** start of Selected passage **

Profiles of Caribbean Artistry
A Find: 1947 Casablanca Steelband Recordings
Many of us are always looking for early recordings of pan music. Once
in a while we find something that is particularly noteworthy.
I recently acquired an album of two 78 RPM recordings of the Casablanca
Steel Band recorded in 1947 in Trinidad. The album is copyright 1948, but
as the jacket notes make clear, it was recorded some time in 1947.
While the recordings are interesting, the jacket notes are even more
so.
DISC album 719
2-10" records
A New Trinidadian Music
Notes by Charles Edward Smith
For a distinctive group of creators of Trinidad's latest type of music
to call themselves the Casablanca Steel Band is understandable only from
the terminology common to that island's folklore and folk music. Titles of
bands and pseudonyms of singers are often allusions to places and events
far from the small but strategic island in the Caribbean. During the war
years, when steel band music had its initial development, natives of the
island were recruited to the British armed forces and the United States
was building up its defense installations there under arrangement with
Britain. For once the asphalt lake at La Brea was more important than
Angostura Bitters.
Calypsonians changed their names according to the times. Attila The Hun
became simply Attila and The Lion, who sings the vocal on JIVE in this
album, called his Carnival hut (where he challenged fellow singers of
Calypso) The Manginot Lion. (That Jive is a take-off on jive or scat
singing, with emphasis on Cab "Hi-de-ho" Calloway, Stormy Weather and Lena
Horne is obvious from the words and scat-singing, which find The Lion in
one of his funster moods.) Steel Bands are not traditional bands, as we'll
explain in a moment, but their members were quick to name their bands in
typical Trinidad style. In addition to Casablanca, other groups in this
interchangeable fraternity were called Battan Spysmashers, Five Graves to
Cairo, Destination Tokyo, Seabees, or, named for movies, e.g. King of the
Underworld, Sun Valley Serenaders.

** end of Selected passage **
** start of Raw records **

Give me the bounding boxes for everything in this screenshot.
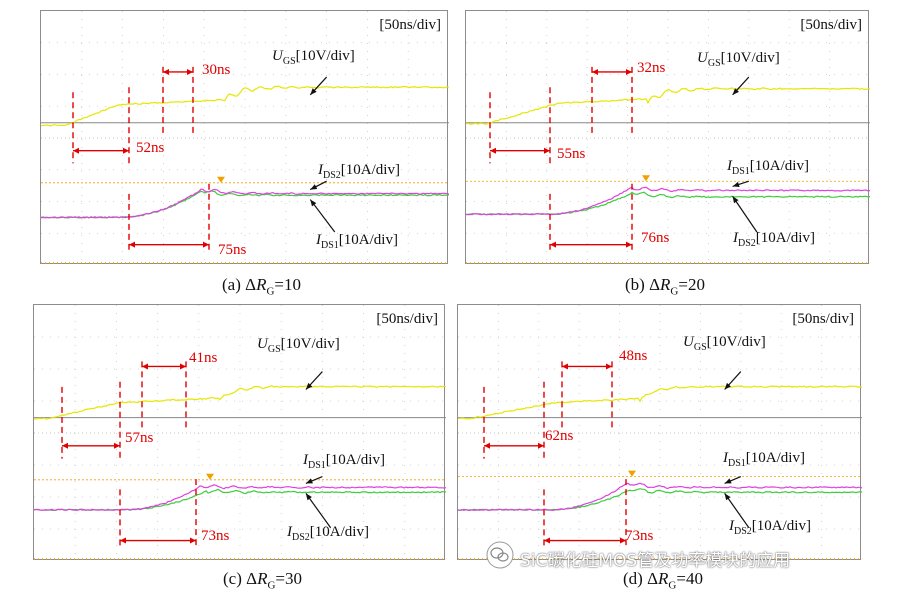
ugs-delay-arrow-head-left — [62, 443, 68, 449]
caption-d: (d) ΔRG=40 — [623, 569, 703, 591]
plateau-arrow-head-right — [606, 363, 612, 369]
plateau-arrow-head-left — [142, 363, 148, 369]
scope-screen-b: [50ns/div] — [465, 10, 869, 264]
peak-marker-icon — [206, 474, 214, 480]
ugs-delay-label: 52ns — [136, 140, 164, 157]
ugs-trace — [458, 386, 862, 419]
current-rise-arrow-head-left — [544, 538, 550, 544]
current-rise-arrow-head-left — [120, 538, 126, 544]
plateau-time-label: 30ns — [202, 62, 230, 79]
ugs-delay-label: 55ns — [557, 146, 585, 163]
scope-plot-b — [466, 11, 870, 265]
current-label-top: IDS1[10A/div] — [723, 450, 805, 469]
plateau-time-label: 41ns — [189, 350, 217, 367]
ugs-trace — [41, 86, 449, 126]
ids-trace-green — [458, 489, 862, 511]
scope-plot-a — [41, 11, 449, 265]
ids-trace-pink — [466, 187, 870, 215]
bottom-current-pointer — [733, 196, 757, 232]
ugs-delay-arrow-head-right — [544, 148, 550, 154]
ugs-trace — [466, 88, 870, 124]
ugs-label: UGS[10V/div] — [697, 50, 780, 69]
current-rise-arrow-head-right — [190, 538, 196, 544]
plateau-arrow-head-right — [626, 69, 632, 75]
time-scale-label: [50ns/div] — [379, 17, 441, 34]
ugs-delay-label: 57ns — [125, 430, 153, 447]
ugs-delay-arrow-head-left — [484, 443, 490, 449]
plateau-arrow-head-left — [592, 69, 598, 75]
bottom-current-pointer-head — [310, 200, 316, 207]
plateau-arrow-head-right — [187, 69, 193, 75]
ugs-delay-label: 62ns — [545, 428, 573, 445]
current-label-bottom: IDS2[10A/div] — [287, 524, 369, 543]
plateau-time-label: 48ns — [619, 348, 647, 365]
peak-marker-icon — [217, 177, 225, 183]
current-rise-label: 76ns — [641, 230, 669, 247]
ids-trace-pink — [458, 483, 862, 510]
caption-b: (b) ΔRG=20 — [625, 275, 705, 297]
scope-plot-c — [34, 305, 446, 561]
ugs-label: UGS[10V/div] — [257, 336, 340, 355]
time-scale-label: [50ns/div] — [792, 311, 854, 328]
caption-c: (c) ΔRG=30 — [223, 569, 302, 591]
current-rise-arrow-head-left — [129, 242, 135, 248]
bottom-current-pointer-head — [306, 493, 312, 500]
time-scale-label: [50ns/div] — [800, 17, 862, 34]
current-label-bottom: IDS2[10A/div] — [733, 230, 815, 249]
current-label-bottom: IDS1[10A/div] — [316, 232, 398, 251]
current-rise-label: 73ns — [201, 528, 229, 545]
time-scale-label: [50ns/div] — [376, 311, 438, 328]
plateau-arrow-head-right — [180, 363, 186, 369]
current-label-top: IDS2[10A/div] — [318, 162, 400, 181]
current-rise-label: 75ns — [218, 242, 246, 259]
ugs-delay-arrow-head-left — [73, 148, 79, 154]
ugs-label: UGS[10V/div] — [683, 334, 766, 353]
ugs-label: UGS[10V/div] — [272, 48, 355, 67]
current-rise-arrow-head-right — [626, 242, 632, 248]
ids-trace-green — [34, 489, 446, 510]
watermark-text: SiC碳化硅MOS管及功率模块的应用 — [520, 546, 790, 571]
ugs-delay-arrow-head-left — [490, 148, 496, 154]
peak-marker-icon — [628, 471, 636, 477]
plateau-time-label: 32ns — [637, 60, 665, 77]
wechat-logo-icon — [486, 541, 514, 569]
current-rise-label: 73ns — [625, 528, 653, 545]
ugs-delay-arrow-head-right — [538, 443, 544, 449]
plateau-arrow-head-left — [562, 363, 568, 369]
current-label-bottom: IDS2[10A/div] — [729, 518, 811, 537]
current-label-top: IDS1[10A/div] — [303, 452, 385, 471]
ugs-delay-arrow-head-right — [123, 148, 129, 154]
peak-marker-icon — [642, 175, 650, 181]
bottom-current-pointer-head — [725, 493, 731, 500]
ugs-delay-arrow-head-right — [114, 443, 120, 449]
current-label-top: IDS1[10A/div] — [727, 158, 809, 177]
top-current-pointer-head — [733, 182, 740, 187]
scope-screen-a: [50ns/div] — [40, 10, 448, 264]
plateau-arrow-head-left — [163, 69, 169, 75]
current-rise-arrow-head-left — [550, 242, 556, 248]
scope-screen-c: [50ns/div] — [33, 304, 445, 560]
caption-a: (a) ΔRG=10 — [222, 275, 301, 297]
ugs-trace — [34, 386, 446, 419]
current-rise-arrow-head-right — [203, 242, 209, 248]
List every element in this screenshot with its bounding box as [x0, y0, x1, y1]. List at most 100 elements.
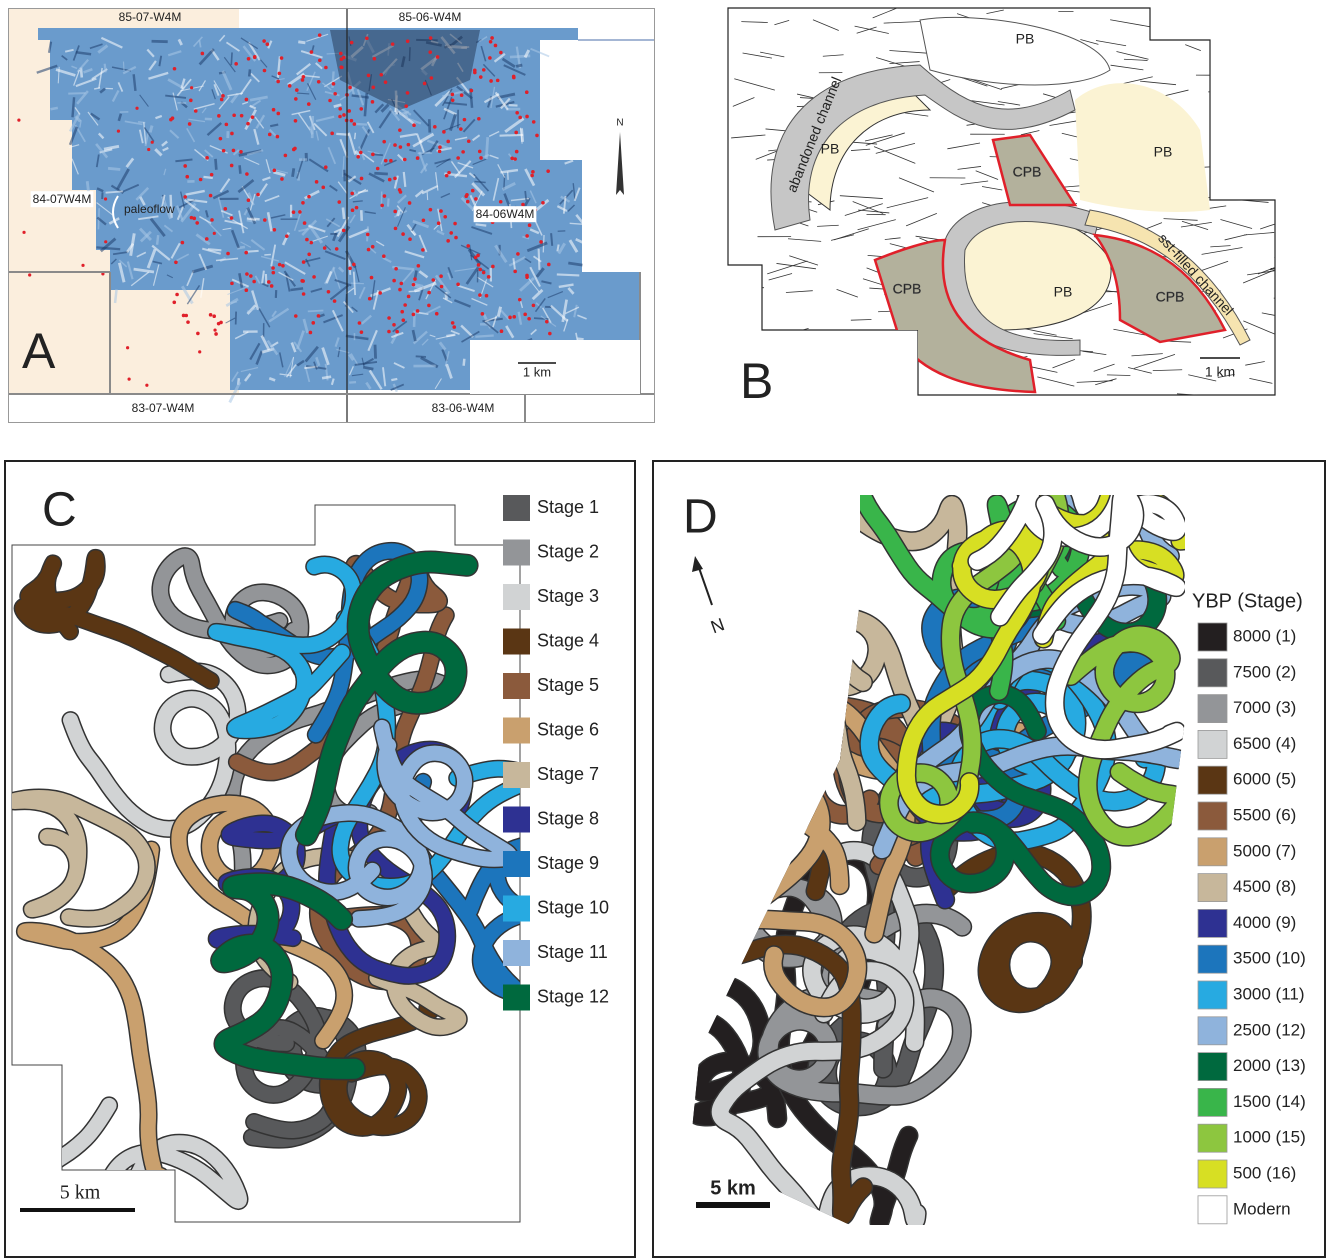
well [251, 115, 255, 119]
legend-label: Stage 1 [537, 497, 599, 517]
well [494, 44, 498, 48]
well [408, 237, 412, 241]
legend-swatch [1198, 659, 1227, 687]
legend-label: 8000 (1) [1233, 626, 1296, 645]
legend-label: Stage 10 [537, 897, 609, 917]
well [513, 157, 517, 161]
well [263, 69, 267, 73]
well [456, 282, 460, 286]
well [318, 33, 322, 37]
well [370, 276, 374, 280]
well [398, 128, 402, 132]
well [365, 36, 369, 40]
legend-swatch [1198, 909, 1227, 937]
legend-swatch [503, 851, 530, 877]
well [217, 114, 221, 118]
well [398, 188, 402, 192]
texture-stroke [539, 249, 540, 270]
well [438, 145, 442, 149]
texture-stroke [486, 137, 487, 159]
cpb-label: CPB [893, 281, 922, 297]
well [412, 313, 416, 317]
well [342, 229, 346, 233]
well [295, 88, 299, 92]
well [427, 304, 431, 308]
panel-a: 85-07-W4M85-06-W4M84-07W4M84-06W4M83-07-… [9, 9, 655, 423]
well [427, 291, 431, 295]
legend-label: 1500 (14) [1233, 1092, 1306, 1111]
legend-label: 6000 (5) [1233, 770, 1296, 789]
scroll-line [1274, 256, 1305, 257]
well [321, 186, 325, 190]
well [347, 109, 351, 113]
well [531, 170, 535, 174]
well [335, 247, 339, 251]
well [547, 263, 551, 267]
well [382, 254, 386, 258]
well [307, 195, 311, 199]
legend-swatch [503, 673, 530, 699]
well [298, 210, 302, 214]
well [210, 218, 214, 222]
well [412, 283, 416, 287]
well [525, 90, 529, 94]
texture-stroke [105, 64, 106, 73]
well [513, 270, 517, 274]
well [210, 173, 214, 177]
pb-label: PB [1154, 144, 1173, 160]
well [499, 200, 503, 204]
well [416, 309, 420, 313]
well [460, 93, 464, 97]
well [400, 310, 404, 314]
well [406, 39, 410, 43]
well [280, 56, 284, 60]
texture-stroke [312, 116, 313, 138]
legend-label: Stage 4 [537, 630, 599, 650]
township-label: 83-07-W4M [132, 401, 195, 415]
well [315, 180, 319, 184]
scroll-line [834, 379, 857, 386]
well [360, 177, 364, 181]
legend-label: 1000 (15) [1233, 1128, 1306, 1147]
scroll-line [1211, 117, 1242, 118]
well [416, 156, 420, 160]
texture-stroke [353, 201, 363, 202]
well [378, 291, 382, 295]
texture-stroke [293, 168, 294, 176]
well [266, 42, 270, 46]
well [488, 56, 492, 60]
well [380, 204, 384, 208]
well [403, 158, 407, 162]
texture-stroke [474, 181, 485, 182]
well [412, 123, 416, 127]
well [485, 294, 489, 298]
well [195, 221, 199, 225]
well [273, 228, 277, 232]
well [371, 100, 375, 104]
scale-label: 1 km [1205, 364, 1235, 380]
scale-box [470, 340, 640, 394]
legend-swatch [1198, 1124, 1227, 1152]
well [446, 239, 450, 243]
well [451, 93, 455, 97]
texture-stroke [557, 274, 579, 275]
scroll-line [740, 301, 759, 308]
legend-label: Modern [1233, 1199, 1291, 1218]
well [393, 177, 397, 181]
texture-stroke [355, 133, 356, 139]
legend-label: 4000 (9) [1233, 913, 1296, 932]
scroll-line [797, 382, 839, 385]
paleoflow-label: paleoflow [124, 202, 175, 216]
texture-stroke [355, 124, 367, 125]
well [440, 285, 444, 289]
scroll-line [1267, 83, 1309, 98]
texture-stroke [374, 173, 388, 174]
cpb-label: CPB [1156, 289, 1185, 305]
texture-stroke [108, 168, 120, 169]
legend-label: 5000 (7) [1233, 841, 1296, 860]
well [379, 73, 383, 77]
well [518, 298, 522, 302]
well [477, 263, 481, 267]
well [323, 246, 327, 250]
well [389, 159, 393, 163]
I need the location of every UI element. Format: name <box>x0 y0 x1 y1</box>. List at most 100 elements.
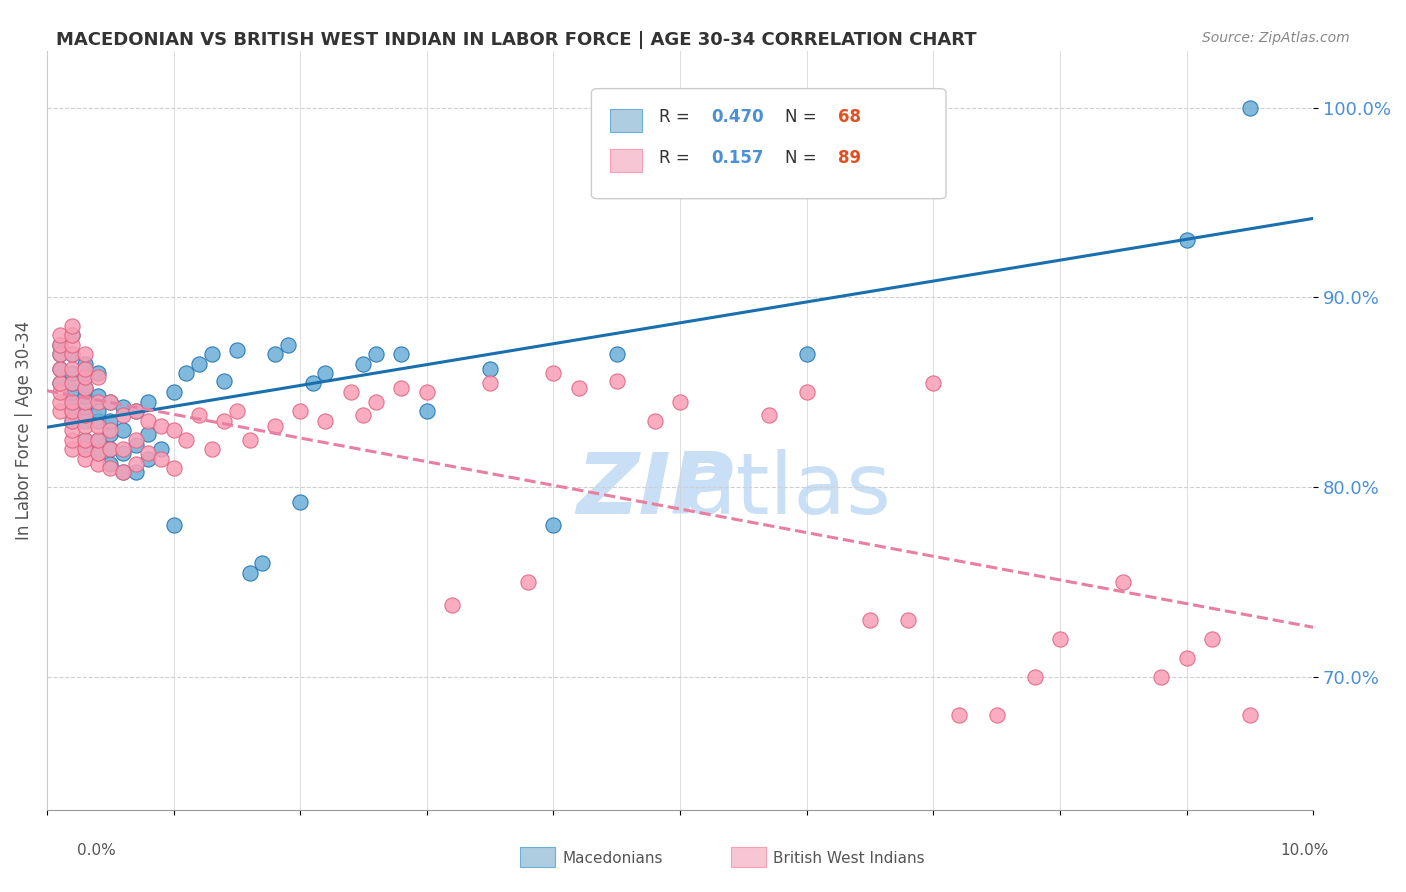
Point <box>796 347 818 361</box>
Point <box>250 556 273 570</box>
Point <box>263 347 285 361</box>
Point <box>86 370 108 384</box>
Point <box>111 401 134 415</box>
Point <box>353 408 375 422</box>
Point <box>98 461 121 475</box>
Point <box>1112 574 1135 589</box>
Point <box>73 451 96 466</box>
Point <box>98 442 121 457</box>
Point <box>162 518 184 533</box>
Point <box>111 446 134 460</box>
Text: MACEDONIAN VS BRITISH WEST INDIAN IN LABOR FORCE | AGE 30-34 CORRELATION CHART: MACEDONIAN VS BRITISH WEST INDIAN IN LAB… <box>56 31 977 49</box>
Point <box>73 347 96 361</box>
Point <box>60 394 83 409</box>
Point <box>922 376 945 390</box>
Point <box>48 404 70 418</box>
Point <box>111 465 134 479</box>
Point <box>124 433 146 447</box>
FancyBboxPatch shape <box>592 88 946 199</box>
Point <box>48 328 70 343</box>
Point <box>124 465 146 479</box>
Point <box>73 401 96 415</box>
Point <box>73 381 96 395</box>
Text: 0.157: 0.157 <box>711 149 765 167</box>
Point <box>98 423 121 437</box>
Point <box>60 362 83 376</box>
Point <box>225 343 247 358</box>
Point <box>98 414 121 428</box>
Text: 0.470: 0.470 <box>711 109 765 127</box>
Point <box>60 404 83 418</box>
Point <box>124 404 146 418</box>
Point <box>111 465 134 479</box>
Point <box>124 404 146 418</box>
Point <box>263 419 285 434</box>
Point <box>73 419 96 434</box>
Point <box>73 394 96 409</box>
Point <box>86 389 108 403</box>
Point <box>733 177 755 191</box>
Point <box>543 366 565 380</box>
Point <box>238 566 260 580</box>
Point <box>225 404 247 418</box>
Point <box>315 414 337 428</box>
Point <box>1239 707 1261 722</box>
Point <box>48 362 70 376</box>
Point <box>187 357 209 371</box>
Point <box>86 404 108 418</box>
Point <box>606 374 628 388</box>
Point <box>353 357 375 371</box>
Point <box>73 389 96 403</box>
Text: 89: 89 <box>838 149 862 167</box>
Point <box>60 347 83 361</box>
Point <box>162 385 184 400</box>
Point <box>86 433 108 447</box>
Point <box>1049 632 1071 646</box>
Text: British West Indians: British West Indians <box>773 851 925 865</box>
Point <box>200 442 222 457</box>
Point <box>238 433 260 447</box>
Text: 68: 68 <box>838 109 862 127</box>
Point <box>60 338 83 352</box>
Point <box>606 347 628 361</box>
Point <box>391 381 413 395</box>
Point <box>86 446 108 460</box>
Point <box>200 347 222 361</box>
Point <box>48 338 70 352</box>
Point <box>60 318 83 333</box>
Point <box>1175 234 1198 248</box>
Point <box>111 423 134 437</box>
Point <box>73 357 96 371</box>
Point <box>111 442 134 457</box>
Point <box>212 374 235 388</box>
Point <box>98 394 121 409</box>
Point <box>136 427 159 442</box>
Point <box>136 394 159 409</box>
Point <box>859 613 882 627</box>
Point <box>60 366 83 380</box>
Point <box>174 433 197 447</box>
Point <box>543 518 565 533</box>
Point <box>1175 651 1198 665</box>
Point <box>73 362 96 376</box>
Point <box>315 366 337 380</box>
Point <box>48 362 70 376</box>
Point <box>60 414 83 428</box>
Point <box>416 404 439 418</box>
Point <box>86 419 108 434</box>
Point <box>391 347 413 361</box>
Point <box>73 408 96 422</box>
Point <box>644 414 666 428</box>
Point <box>86 366 108 380</box>
Point <box>73 442 96 457</box>
Point <box>60 433 83 447</box>
Point <box>60 328 83 343</box>
Point <box>98 458 121 472</box>
Point <box>1150 670 1173 684</box>
Point <box>98 427 121 442</box>
Point <box>60 414 83 428</box>
Point <box>48 394 70 409</box>
Point <box>60 347 83 361</box>
Point <box>948 707 970 722</box>
Point <box>60 376 83 390</box>
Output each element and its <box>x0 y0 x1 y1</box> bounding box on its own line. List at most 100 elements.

** end of Raw records **

● **Required actions**:
1. Do these statements agree with the piece on the 1947 Casablanca Steel Band recordings? (a) The recordings were made in 1948. (b) The Lion sings the vocal on JIVE. (c) Steel band music first developed after the war years. Answer each with yes or no and quote the deciding words of the piece.
2. Can you extend the piece on the 1947 Casablanca Steel Band recordings, starting after its final sentence?
The listing plays no part in this exercise.

● **Answers for the exercise**:
1.
(a) No: "it was recorded some time in 1947."
(b) Yes: "The Lion, who sings the vocal on JIVE in this album"
(c) No: "During the war years, when steel band music had its initial development"

2.
The Steel Bands' music hardly fits any ordinary definition of "Serenaders".
Except for the occasional addition of a single instrument, such as a
bugle, its instruments are created from tire rims, garbage can tops, oil
drums and other discards of a war-busy world. A hollowed bamboo (bamboo-tamboo)
beaten with a stick fulfills the rhythmic function of the rhumba bands'
claves, the seed gourds (chac-chac) that of the maraccas. Singers are
calypsonians but the instrumentation is new and unique, giving them the
general term of "steel bands".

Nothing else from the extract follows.